:: Objective ::
Repeat the data that follows, word for word, without the images.

:: Stored items ::
====================
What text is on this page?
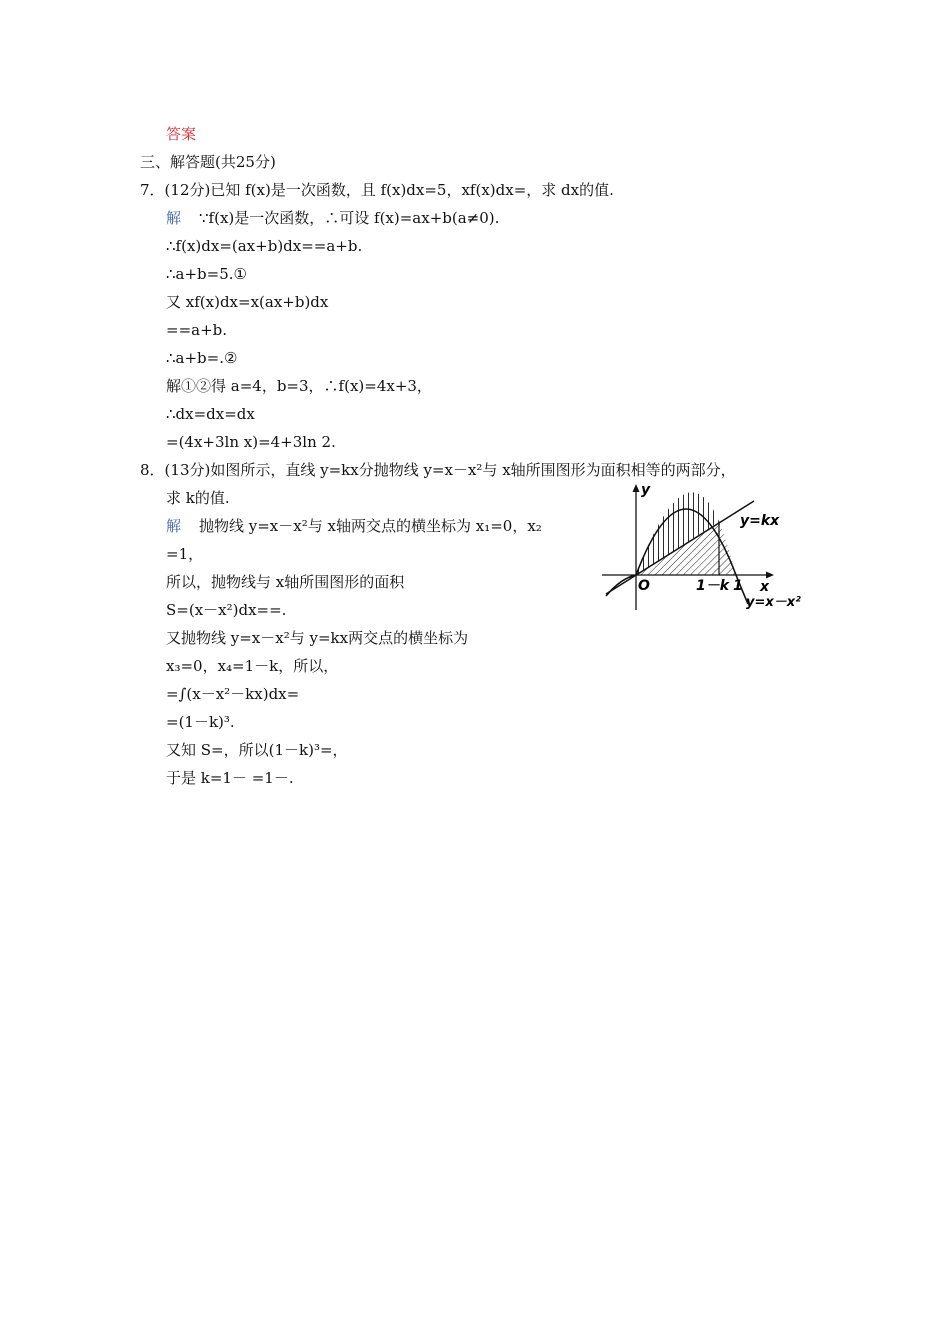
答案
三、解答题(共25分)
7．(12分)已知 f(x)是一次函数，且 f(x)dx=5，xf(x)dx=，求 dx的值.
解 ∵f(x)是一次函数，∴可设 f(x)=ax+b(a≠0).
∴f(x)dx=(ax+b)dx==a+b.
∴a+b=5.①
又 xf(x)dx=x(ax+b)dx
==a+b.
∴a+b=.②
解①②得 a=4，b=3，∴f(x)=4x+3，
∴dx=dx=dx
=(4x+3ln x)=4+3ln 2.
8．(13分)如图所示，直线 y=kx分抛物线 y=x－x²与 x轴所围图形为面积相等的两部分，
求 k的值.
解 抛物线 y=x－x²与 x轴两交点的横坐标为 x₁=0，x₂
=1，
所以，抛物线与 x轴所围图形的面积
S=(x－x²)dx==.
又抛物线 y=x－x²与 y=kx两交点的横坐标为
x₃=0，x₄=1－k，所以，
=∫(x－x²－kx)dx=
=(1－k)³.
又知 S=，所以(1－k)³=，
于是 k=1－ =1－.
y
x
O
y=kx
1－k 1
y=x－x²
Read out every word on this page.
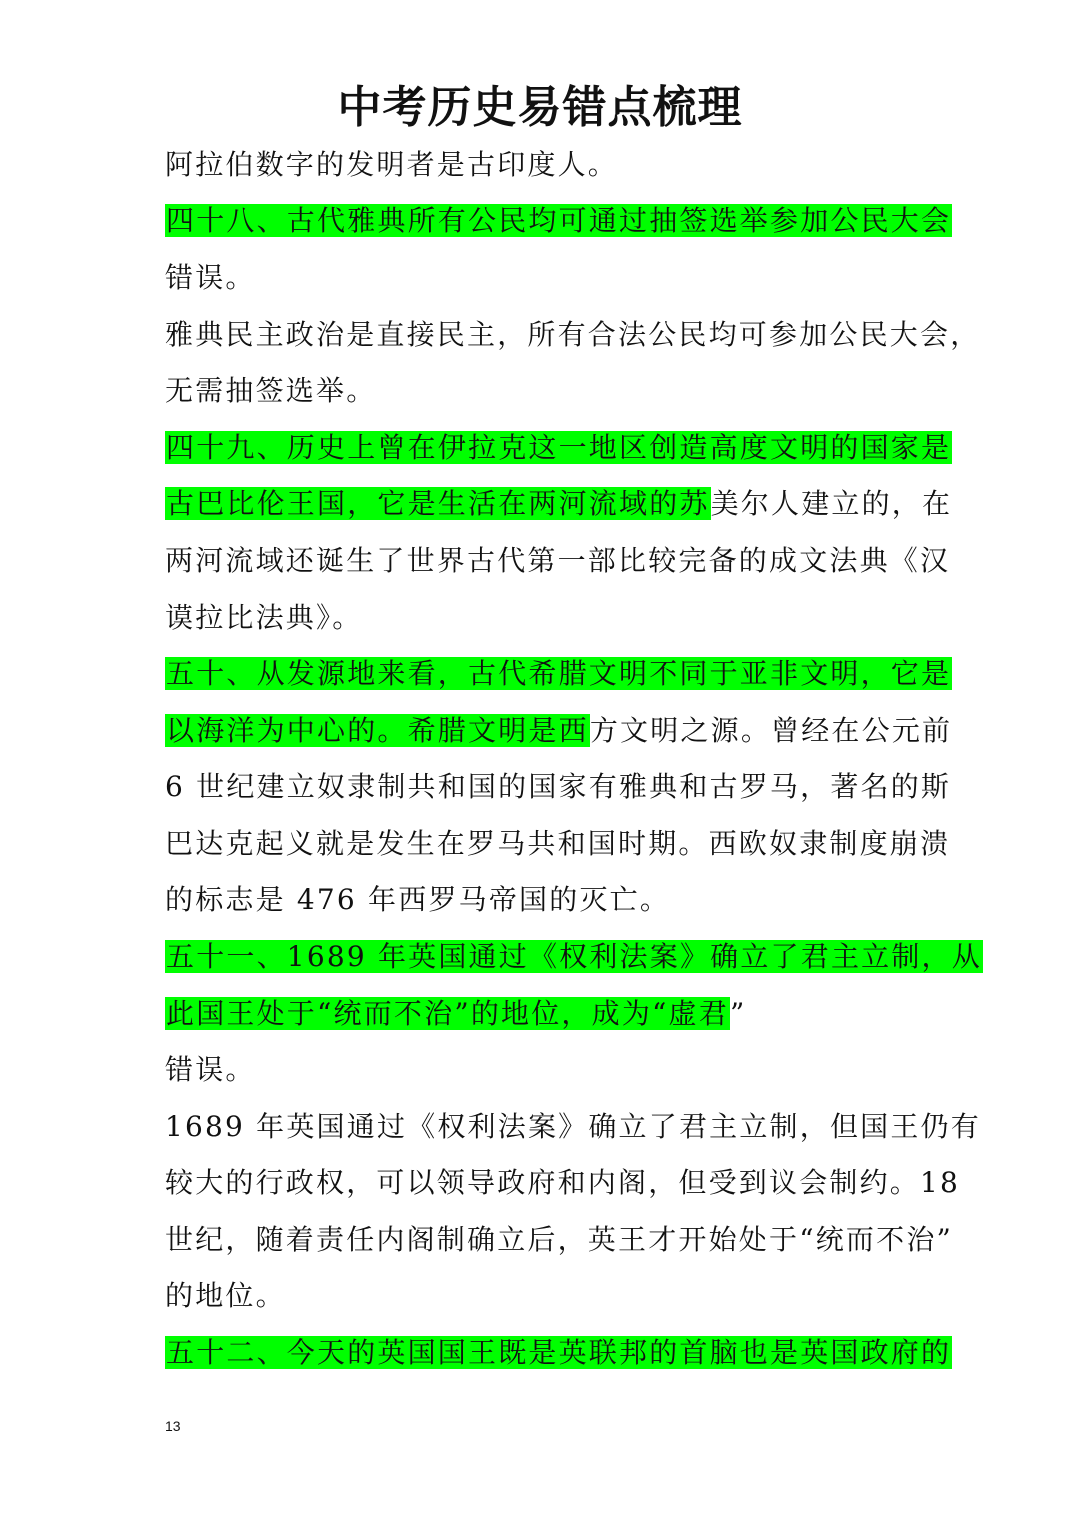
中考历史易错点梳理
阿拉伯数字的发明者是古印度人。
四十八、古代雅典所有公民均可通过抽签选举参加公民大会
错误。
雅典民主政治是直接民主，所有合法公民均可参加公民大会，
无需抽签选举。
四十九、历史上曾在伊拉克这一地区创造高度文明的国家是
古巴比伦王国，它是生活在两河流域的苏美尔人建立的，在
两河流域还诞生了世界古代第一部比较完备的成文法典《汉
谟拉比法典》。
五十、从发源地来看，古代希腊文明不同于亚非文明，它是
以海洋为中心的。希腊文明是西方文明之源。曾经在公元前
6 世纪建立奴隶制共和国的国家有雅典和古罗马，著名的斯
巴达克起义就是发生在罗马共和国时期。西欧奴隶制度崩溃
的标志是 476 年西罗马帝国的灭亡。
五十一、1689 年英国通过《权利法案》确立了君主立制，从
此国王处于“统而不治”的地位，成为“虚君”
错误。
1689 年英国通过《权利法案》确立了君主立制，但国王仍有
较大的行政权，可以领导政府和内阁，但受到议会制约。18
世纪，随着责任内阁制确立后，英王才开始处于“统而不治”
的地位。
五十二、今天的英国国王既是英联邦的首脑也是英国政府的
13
====================
:: Response ::
What text is on this page?
答案
三、解答题(共25分)
7．(12分)已知 f(x)是一次函数，且 f(x)dx=5，xf(x)dx=，求 dx的值.
解 ∵f(x)是一次函数，∴可设 f(x)=ax+b(a≠0).
∴f(x)dx=(ax+b)dx==a+b.
∴a+b=5.①
又 xf(x)dx=x(ax+b)dx
==a+b.
∴a+b=.②
解①②得 a=4，b=3，∴f(x)=4x+3，
∴dx=dx=dx
=(4x+3ln x)=4+3ln 2.
8．(13分)如图所示，直线 y=kx分抛物线 y=x－x²与 x轴所围图形为面积相等的两部分，
求 k的值.
解 抛物线 y=x－x²与 x轴两交点的横坐标为 x₁=0，x₂
=1，
所以，抛物线与 x轴所围图形的面积
S=(x－x²)dx==.
又抛物线 y=x－x²与 y=kx两交点的横坐标为
x₃=0，x₄=1－k，所以，
=∫(x－x²－kx)dx=
=(1－k)³.
又知 S=，所以(1－k)³=，
于是 k=1－ =1－.
y
x
O
y=kx
1－k 1
y=x－x²
Read out every word on this page.
中考历史易错点梳理
阿拉伯数字的发明者是古印度人。
四十八、古代雅典所有公民均可通过抽签选举参加公民大会
错误。
雅典民主政治是直接民主，所有合法公民均可参加公民大会，
无需抽签选举。
四十九、历史上曾在伊拉克这一地区创造高度文明的国家是
古巴比伦王国，它是生活在两河流域的苏美尔人建立的，在
两河流域还诞生了世界古代第一部比较完备的成文法典《汉
谟拉比法典》。
五十、从发源地来看，古代希腊文明不同于亚非文明，它是
以海洋为中心的。希腊文明是西方文明之源。曾经在公元前
6 世纪建立奴隶制共和国的国家有雅典和古罗马，著名的斯
巴达克起义就是发生在罗马共和国时期。西欧奴隶制度崩溃
的标志是 476 年西罗马帝国的灭亡。
五十一、1689 年英国通过《权利法案》确立了君主立制，从
此国王处于“统而不治”的地位，成为“虚君”
错误。
1689 年英国通过《权利法案》确立了君主立制，但国王仍有
较大的行政权，可以领导政府和内阁，但受到议会制约。18
世纪，随着责任内阁制确立后，英王才开始处于“统而不治”
的地位。
五十二、今天的英国国王既是英联邦的首脑也是英国政府的
13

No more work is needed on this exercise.